-------- DATA SUPPLIED --------

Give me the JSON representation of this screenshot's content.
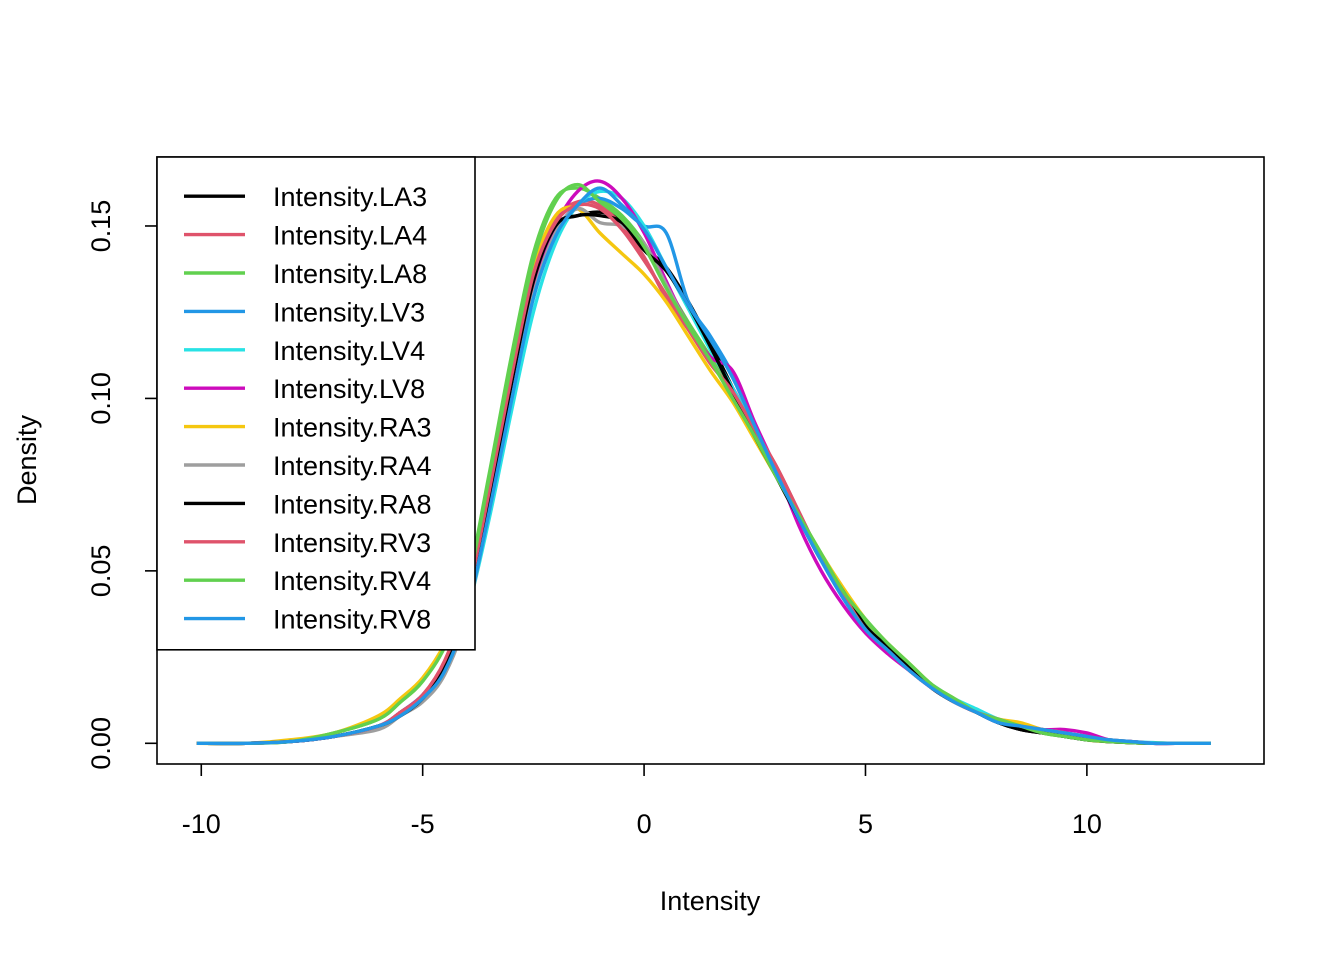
{
  "chart_data": {
    "type": "line",
    "title": "",
    "xlabel": "Intensity",
    "ylabel": "Density",
    "xlim": [
      -11,
      14
    ],
    "ylim": [
      -0.006,
      0.17
    ],
    "x_ticks": [
      -10,
      -5,
      0,
      5,
      10
    ],
    "x_tick_labels": [
      "-10",
      "-5",
      "0",
      "5",
      "10"
    ],
    "y_ticks": [
      0,
      0.05,
      0.1,
      0.15
    ],
    "y_tick_labels": [
      "0.00",
      "0.05",
      "0.10",
      "0.15"
    ],
    "grid": false,
    "legend_position": "top-left",
    "x": [
      -10.1,
      -9,
      -8,
      -7,
      -6,
      -5.5,
      -5,
      -4.5,
      -4,
      -3.5,
      -3,
      -2.5,
      -2,
      -1.5,
      -1,
      -0.5,
      0,
      0.5,
      1,
      1.5,
      2,
      2.5,
      3,
      3.5,
      4,
      4.5,
      5,
      5.5,
      6,
      6.5,
      7,
      7.5,
      8,
      8.5,
      9,
      9.5,
      10,
      10.5,
      11,
      11.5,
      12,
      12.8
    ],
    "series": [
      {
        "name": "Intensity.LA3",
        "color": "#000000",
        "values": [
          0,
          0,
          0.0005,
          0.002,
          0.005,
          0.009,
          0.014,
          0.023,
          0.041,
          0.072,
          0.105,
          0.135,
          0.15,
          0.153,
          0.154,
          0.152,
          0.144,
          0.138,
          0.128,
          0.116,
          0.103,
          0.09,
          0.077,
          0.065,
          0.053,
          0.044,
          0.034,
          0.028,
          0.022,
          0.016,
          0.012,
          0.009,
          0.006,
          0.004,
          0.003,
          0.002,
          0.001,
          0.0005,
          0.0002,
          0,
          0,
          0
        ]
      },
      {
        "name": "Intensity.LA4",
        "color": "#DF536B",
        "values": [
          0,
          0,
          0.0005,
          0.002,
          0.005,
          0.009,
          0.014,
          0.024,
          0.042,
          0.074,
          0.107,
          0.137,
          0.152,
          0.157,
          0.156,
          0.15,
          0.141,
          0.129,
          0.12,
          0.111,
          0.103,
          0.091,
          0.08,
          0.067,
          0.054,
          0.043,
          0.033,
          0.027,
          0.021,
          0.016,
          0.012,
          0.009,
          0.007,
          0.005,
          0.004,
          0.003,
          0.002,
          0.001,
          0.0005,
          0,
          0,
          0
        ]
      },
      {
        "name": "Intensity.LA8",
        "color": "#61D04F",
        "values": [
          0,
          0,
          0.0005,
          0.003,
          0.007,
          0.012,
          0.018,
          0.029,
          0.046,
          0.078,
          0.112,
          0.142,
          0.158,
          0.161,
          0.158,
          0.153,
          0.145,
          0.133,
          0.122,
          0.112,
          0.101,
          0.09,
          0.078,
          0.066,
          0.055,
          0.044,
          0.035,
          0.029,
          0.023,
          0.017,
          0.013,
          0.009,
          0.007,
          0.005,
          0.003,
          0.002,
          0.001,
          0.0005,
          0.0002,
          0,
          0,
          0
        ]
      },
      {
        "name": "Intensity.LV3",
        "color": "#2297E6",
        "values": [
          0,
          0,
          0.0005,
          0.002,
          0.005,
          0.008,
          0.013,
          0.022,
          0.039,
          0.068,
          0.1,
          0.13,
          0.148,
          0.156,
          0.158,
          0.155,
          0.15,
          0.148,
          0.128,
          0.118,
          0.107,
          0.092,
          0.078,
          0.065,
          0.053,
          0.042,
          0.033,
          0.027,
          0.021,
          0.016,
          0.012,
          0.009,
          0.006,
          0.005,
          0.004,
          0.003,
          0.002,
          0.001,
          0.0005,
          0,
          0,
          0
        ]
      },
      {
        "name": "Intensity.LV4",
        "color": "#28E2E5",
        "values": [
          0,
          0,
          0.0005,
          0.002,
          0.005,
          0.009,
          0.014,
          0.022,
          0.038,
          0.065,
          0.096,
          0.125,
          0.145,
          0.156,
          0.16,
          0.158,
          0.15,
          0.138,
          0.126,
          0.114,
          0.103,
          0.091,
          0.079,
          0.066,
          0.054,
          0.043,
          0.034,
          0.028,
          0.022,
          0.017,
          0.013,
          0.01,
          0.007,
          0.005,
          0.004,
          0.003,
          0.002,
          0.001,
          0.0005,
          0.0002,
          0,
          0
        ]
      },
      {
        "name": "Intensity.LV8",
        "color": "#CD0BBC",
        "values": [
          0,
          0,
          0.0005,
          0.002,
          0.005,
          0.009,
          0.014,
          0.023,
          0.04,
          0.07,
          0.102,
          0.132,
          0.15,
          0.16,
          0.163,
          0.158,
          0.148,
          0.134,
          0.121,
          0.112,
          0.108,
          0.093,
          0.079,
          0.063,
          0.05,
          0.04,
          0.032,
          0.026,
          0.021,
          0.016,
          0.012,
          0.009,
          0.006,
          0.005,
          0.004,
          0.004,
          0.003,
          0.001,
          0.0005,
          0,
          0,
          0
        ]
      },
      {
        "name": "Intensity.RA3",
        "color": "#F5C710",
        "values": [
          0,
          0,
          0.001,
          0.003,
          0.008,
          0.013,
          0.019,
          0.029,
          0.045,
          0.076,
          0.109,
          0.138,
          0.153,
          0.155,
          0.148,
          0.142,
          0.136,
          0.128,
          0.118,
          0.108,
          0.099,
          0.088,
          0.077,
          0.066,
          0.055,
          0.045,
          0.036,
          0.029,
          0.023,
          0.017,
          0.013,
          0.009,
          0.007,
          0.006,
          0.004,
          0.003,
          0.001,
          0.0005,
          0.0002,
          0,
          0,
          0
        ]
      },
      {
        "name": "Intensity.RA4",
        "color": "#9E9E9E",
        "values": [
          0,
          0,
          0.0005,
          0.002,
          0.004,
          0.008,
          0.012,
          0.02,
          0.037,
          0.068,
          0.1,
          0.13,
          0.148,
          0.155,
          0.151,
          0.15,
          0.145,
          0.133,
          0.121,
          0.111,
          0.101,
          0.09,
          0.078,
          0.066,
          0.054,
          0.043,
          0.034,
          0.028,
          0.022,
          0.016,
          0.012,
          0.009,
          0.006,
          0.005,
          0.003,
          0.002,
          0.001,
          0.0005,
          0.0002,
          0,
          0,
          0
        ]
      },
      {
        "name": "Intensity.RA8",
        "color": "#000000",
        "values": [
          0,
          0,
          0.0005,
          0.002,
          0.005,
          0.008,
          0.013,
          0.022,
          0.04,
          0.071,
          0.104,
          0.134,
          0.15,
          0.153,
          0.153,
          0.151,
          0.143,
          0.137,
          0.127,
          0.115,
          0.102,
          0.089,
          0.077,
          0.065,
          0.054,
          0.044,
          0.034,
          0.028,
          0.022,
          0.016,
          0.012,
          0.009,
          0.006,
          0.004,
          0.003,
          0.002,
          0.001,
          0.0005,
          0.0002,
          0,
          0,
          0
        ]
      },
      {
        "name": "Intensity.RV3",
        "color": "#DF536B",
        "values": [
          0,
          0,
          0.0005,
          0.002,
          0.005,
          0.009,
          0.014,
          0.024,
          0.042,
          0.073,
          0.106,
          0.136,
          0.151,
          0.156,
          0.155,
          0.149,
          0.14,
          0.13,
          0.12,
          0.11,
          0.102,
          0.091,
          0.08,
          0.067,
          0.054,
          0.043,
          0.033,
          0.027,
          0.021,
          0.016,
          0.012,
          0.009,
          0.007,
          0.005,
          0.004,
          0.003,
          0.002,
          0.001,
          0.0005,
          0,
          0,
          0
        ]
      },
      {
        "name": "Intensity.RV4",
        "color": "#61D04F",
        "values": [
          0,
          0,
          0.0005,
          0.003,
          0.007,
          0.012,
          0.018,
          0.028,
          0.045,
          0.077,
          0.11,
          0.14,
          0.157,
          0.162,
          0.157,
          0.152,
          0.144,
          0.132,
          0.121,
          0.111,
          0.1,
          0.089,
          0.077,
          0.066,
          0.055,
          0.044,
          0.036,
          0.029,
          0.023,
          0.017,
          0.013,
          0.009,
          0.007,
          0.005,
          0.003,
          0.002,
          0.001,
          0.0005,
          0.0002,
          0,
          0,
          0
        ]
      },
      {
        "name": "Intensity.RV8",
        "color": "#2297E6",
        "values": [
          0,
          0,
          0.0005,
          0.002,
          0.005,
          0.008,
          0.013,
          0.021,
          0.038,
          0.067,
          0.099,
          0.129,
          0.147,
          0.156,
          0.161,
          0.156,
          0.149,
          0.138,
          0.127,
          0.117,
          0.106,
          0.092,
          0.078,
          0.065,
          0.053,
          0.042,
          0.033,
          0.027,
          0.021,
          0.016,
          0.012,
          0.009,
          0.006,
          0.005,
          0.004,
          0.003,
          0.002,
          0.001,
          0.0005,
          0,
          0,
          0
        ]
      }
    ]
  }
}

--------

Show every line above in which the word "name" occurs.

* [THE ANSWER]
        "name": "Intensity.LA3",
        "name": "Intensity.LA4",
        "name": "Intensity.LA8",
        "name": "Intensity.LV3",
        "name": "Intensity.LV4",
        "name": "Intensity.LV8",
        "name": "Intensity.RA3",
        "name": "Intensity.RA4",
        "name": "Intensity.RA8",
        "name": "Intensity.RV3",
        "name": "Intensity.RV4",
        "name": "Intensity.RV8",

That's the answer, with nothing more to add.